(Collected data entries)
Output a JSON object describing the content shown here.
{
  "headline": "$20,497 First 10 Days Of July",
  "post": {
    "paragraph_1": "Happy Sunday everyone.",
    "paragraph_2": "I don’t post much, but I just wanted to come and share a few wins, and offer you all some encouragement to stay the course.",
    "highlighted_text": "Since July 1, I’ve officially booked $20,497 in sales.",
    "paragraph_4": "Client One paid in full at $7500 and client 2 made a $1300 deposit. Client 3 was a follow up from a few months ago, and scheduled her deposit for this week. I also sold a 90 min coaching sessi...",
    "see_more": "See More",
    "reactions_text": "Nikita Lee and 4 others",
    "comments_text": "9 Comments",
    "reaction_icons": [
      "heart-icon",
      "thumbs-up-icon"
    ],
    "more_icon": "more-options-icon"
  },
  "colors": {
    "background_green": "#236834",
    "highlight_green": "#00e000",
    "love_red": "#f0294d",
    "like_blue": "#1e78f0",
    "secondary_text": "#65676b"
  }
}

## [Written problem]
Output every line above without altering anything.

## [Solution to this task]
Output a JSON object describing the content shown here.
{
  "headline": "$20,497 First 10 Days Of July",
  "post": {
    "paragraph_1": "Happy Sunday everyone.",
    "paragraph_2": "I don’t post much, but I just wanted to come and share a few wins, and offer you all some encouragement to stay the course.",
    "highlighted_text": "Since July 1, I’ve officially booked $20,497 in sales.",
    "paragraph_4": "Client One paid in full at $7500 and client 2 made a $1300 deposit. Client 3 was a follow up from a few months ago, and scheduled her deposit for this week. I also sold a 90 min coaching sessi...",
    "see_more": "See More",
    "reactions_text": "Nikita Lee and 4 others",
    "comments_text": "9 Comments",
    "reaction_icons": [
      "heart-icon",
      "thumbs-up-icon"
    ],
    "more_icon": "more-options-icon"
  },
  "colors": {
    "background_green": "#236834",
    "highlight_green": "#00e000",
    "love_red": "#f0294d",
    "like_blue": "#1e78f0",
    "secondary_text": "#65676b"
  }
}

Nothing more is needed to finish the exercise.